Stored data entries

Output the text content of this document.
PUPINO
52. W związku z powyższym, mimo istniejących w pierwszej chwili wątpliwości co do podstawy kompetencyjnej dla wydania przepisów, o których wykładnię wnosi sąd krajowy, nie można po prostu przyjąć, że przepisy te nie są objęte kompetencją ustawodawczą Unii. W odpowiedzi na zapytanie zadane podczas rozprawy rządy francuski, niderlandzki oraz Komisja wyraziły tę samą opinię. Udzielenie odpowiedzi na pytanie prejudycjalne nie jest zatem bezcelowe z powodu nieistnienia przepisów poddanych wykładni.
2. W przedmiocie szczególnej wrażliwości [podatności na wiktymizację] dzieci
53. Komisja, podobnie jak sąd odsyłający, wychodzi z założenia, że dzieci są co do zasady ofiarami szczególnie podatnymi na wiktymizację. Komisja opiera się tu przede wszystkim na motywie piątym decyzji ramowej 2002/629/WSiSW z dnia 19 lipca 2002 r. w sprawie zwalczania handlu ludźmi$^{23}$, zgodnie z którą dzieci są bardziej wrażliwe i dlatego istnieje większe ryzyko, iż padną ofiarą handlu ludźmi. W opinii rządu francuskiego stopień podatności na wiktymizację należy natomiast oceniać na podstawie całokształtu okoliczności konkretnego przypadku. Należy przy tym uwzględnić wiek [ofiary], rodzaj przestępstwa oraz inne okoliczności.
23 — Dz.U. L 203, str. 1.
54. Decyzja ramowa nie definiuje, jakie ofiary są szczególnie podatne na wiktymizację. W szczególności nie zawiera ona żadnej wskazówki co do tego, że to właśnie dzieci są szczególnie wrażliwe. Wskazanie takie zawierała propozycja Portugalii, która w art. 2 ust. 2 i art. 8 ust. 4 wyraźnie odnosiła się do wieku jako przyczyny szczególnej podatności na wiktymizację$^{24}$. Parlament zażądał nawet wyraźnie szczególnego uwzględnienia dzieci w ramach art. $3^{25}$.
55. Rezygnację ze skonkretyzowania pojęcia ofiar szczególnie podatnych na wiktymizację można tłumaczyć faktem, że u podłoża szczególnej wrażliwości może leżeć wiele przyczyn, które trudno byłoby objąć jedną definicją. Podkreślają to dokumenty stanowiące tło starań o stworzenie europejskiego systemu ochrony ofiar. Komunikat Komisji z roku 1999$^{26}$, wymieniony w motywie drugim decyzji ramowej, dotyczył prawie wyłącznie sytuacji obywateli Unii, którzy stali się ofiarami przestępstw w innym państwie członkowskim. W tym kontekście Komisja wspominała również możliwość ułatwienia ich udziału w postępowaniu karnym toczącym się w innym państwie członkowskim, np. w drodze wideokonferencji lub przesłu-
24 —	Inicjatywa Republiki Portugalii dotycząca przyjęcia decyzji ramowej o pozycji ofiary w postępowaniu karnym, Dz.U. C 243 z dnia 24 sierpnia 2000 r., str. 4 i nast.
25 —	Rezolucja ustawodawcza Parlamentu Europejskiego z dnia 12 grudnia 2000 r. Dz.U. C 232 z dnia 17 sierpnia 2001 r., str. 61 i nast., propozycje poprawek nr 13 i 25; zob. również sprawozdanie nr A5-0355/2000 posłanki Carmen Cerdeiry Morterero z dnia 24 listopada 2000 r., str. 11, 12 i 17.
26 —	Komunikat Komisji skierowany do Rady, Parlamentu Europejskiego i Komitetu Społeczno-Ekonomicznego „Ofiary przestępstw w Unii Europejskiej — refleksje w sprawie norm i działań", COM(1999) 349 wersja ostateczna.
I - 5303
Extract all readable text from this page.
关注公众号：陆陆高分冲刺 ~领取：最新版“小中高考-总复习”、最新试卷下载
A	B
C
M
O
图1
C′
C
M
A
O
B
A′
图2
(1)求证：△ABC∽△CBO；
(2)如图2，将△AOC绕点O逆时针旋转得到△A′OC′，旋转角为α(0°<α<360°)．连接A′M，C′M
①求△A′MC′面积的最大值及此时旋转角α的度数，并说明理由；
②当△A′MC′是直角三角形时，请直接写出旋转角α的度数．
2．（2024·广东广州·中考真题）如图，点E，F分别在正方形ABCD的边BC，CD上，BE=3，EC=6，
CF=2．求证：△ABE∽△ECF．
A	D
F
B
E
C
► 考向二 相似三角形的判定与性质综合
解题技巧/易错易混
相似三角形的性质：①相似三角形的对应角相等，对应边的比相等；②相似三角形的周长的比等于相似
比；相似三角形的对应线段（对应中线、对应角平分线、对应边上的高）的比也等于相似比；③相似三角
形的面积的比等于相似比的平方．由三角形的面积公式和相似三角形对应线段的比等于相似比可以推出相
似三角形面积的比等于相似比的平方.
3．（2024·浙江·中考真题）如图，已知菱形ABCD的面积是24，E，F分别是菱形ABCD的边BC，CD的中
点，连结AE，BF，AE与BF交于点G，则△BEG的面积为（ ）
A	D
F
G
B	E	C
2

→ Your task
Check each line above for the string "wrażliwości" and report how many lines have it, giving only the number.

→ Exercise answer
2